PROMPT → Every record below should be written out exactly; pictures stay out.

SUPPLIED INFORMATION →

• • • • •

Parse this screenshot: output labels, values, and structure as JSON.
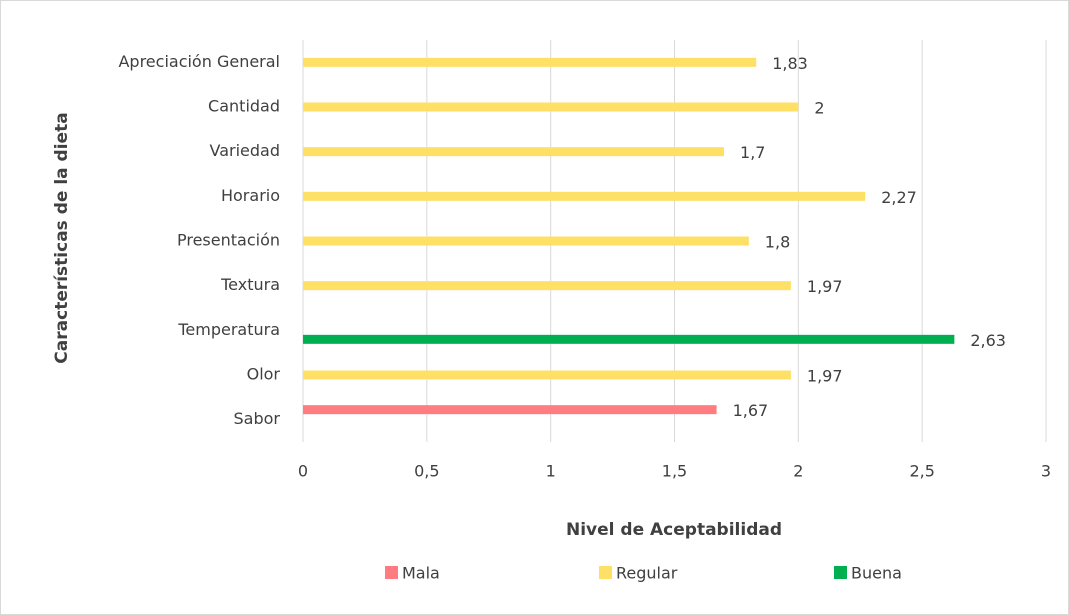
{
  "chart_data": {
    "type": "bar",
    "orientation": "horizontal",
    "xlabel": "Nivel de Aceptabilidad",
    "ylabel": "Características de la dieta",
    "categories": [
      "Sabor",
      "Olor",
      "Temperatura",
      "Textura",
      "Presentación",
      "Horario",
      "Variedad",
      "Cantidad",
      "Apreciación General"
    ],
    "series": [
      {
        "name": "Mala",
        "color": "#ff7c80",
        "values": [
          1.67,
          null,
          null,
          null,
          null,
          null,
          null,
          null,
          null
        ],
        "value_labels": [
          "1,67",
          null,
          null,
          null,
          null,
          null,
          null,
          null,
          null
        ]
      },
      {
        "name": "Regular",
        "color": "#ffe066",
        "values": [
          null,
          1.97,
          null,
          1.97,
          1.8,
          2.27,
          1.7,
          2,
          1.83
        ],
        "value_labels": [
          null,
          "1,97",
          null,
          "1,97",
          "1,8",
          "2,27",
          "1,7",
          "2",
          "1,83"
        ]
      },
      {
        "name": "Buena",
        "color": "#00b050",
        "values": [
          null,
          null,
          2.63,
          null,
          null,
          null,
          null,
          null,
          null
        ],
        "value_labels": [
          null,
          null,
          "2,63",
          null,
          null,
          null,
          null,
          null,
          null
        ]
      }
    ],
    "xlim": [
      0,
      3
    ],
    "xticks": [
      0,
      {
        "value": 0.5,
        "label": "0,5"
      },
      1,
      {
        "value": 1.5,
        "label": "1,5"
      },
      2,
      {
        "value": 2.5,
        "label": "2,5"
      },
      3
    ],
    "grid": true,
    "legend": "bottom"
  }
}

• • • • •

RESPONSE →
Parse this screenshot: output labels, values, and structure as JSON.
{
  "chart_data": {
    "type": "bar",
    "orientation": "horizontal",
    "xlabel": "Nivel de Aceptabilidad",
    "ylabel": "Características de la dieta",
    "categories": [
      "Sabor",
      "Olor",
      "Temperatura",
      "Textura",
      "Presentación",
      "Horario",
      "Variedad",
      "Cantidad",
      "Apreciación General"
    ],
    "series": [
      {
        "name": "Mala",
        "color": "#ff7c80",
        "values": [
          1.67,
          null,
          null,
          null,
          null,
          null,
          null,
          null,
          null
        ],
        "value_labels": [
          "1,67",
          null,
          null,
          null,
          null,
          null,
          null,
          null,
          null
        ]
      },
      {
        "name": "Regular",
        "color": "#ffe066",
        "values": [
          null,
          1.97,
          null,
          1.97,
          1.8,
          2.27,
          1.7,
          2,
          1.83
        ],
        "value_labels": [
          null,
          "1,97",
          null,
          "1,97",
          "1,8",
          "2,27",
          "1,7",
          "2",
          "1,83"
        ]
      },
      {
        "name": "Buena",
        "color": "#00b050",
        "values": [
          null,
          null,
          2.63,
          null,
          null,
          null,
          null,
          null,
          null
        ],
        "value_labels": [
          null,
          null,
          "2,63",
          null,
          null,
          null,
          null,
          null,
          null
        ]
      }
    ],
    "xlim": [
      0,
      3
    ],
    "xticks": [
      0,
      {
        "value": 0.5,
        "label": "0,5"
      },
      1,
      {
        "value": 1.5,
        "label": "1,5"
      },
      2,
      {
        "value": 2.5,
        "label": "2,5"
      },
      3
    ],
    "grid": true,
    "legend": "bottom"
  }
}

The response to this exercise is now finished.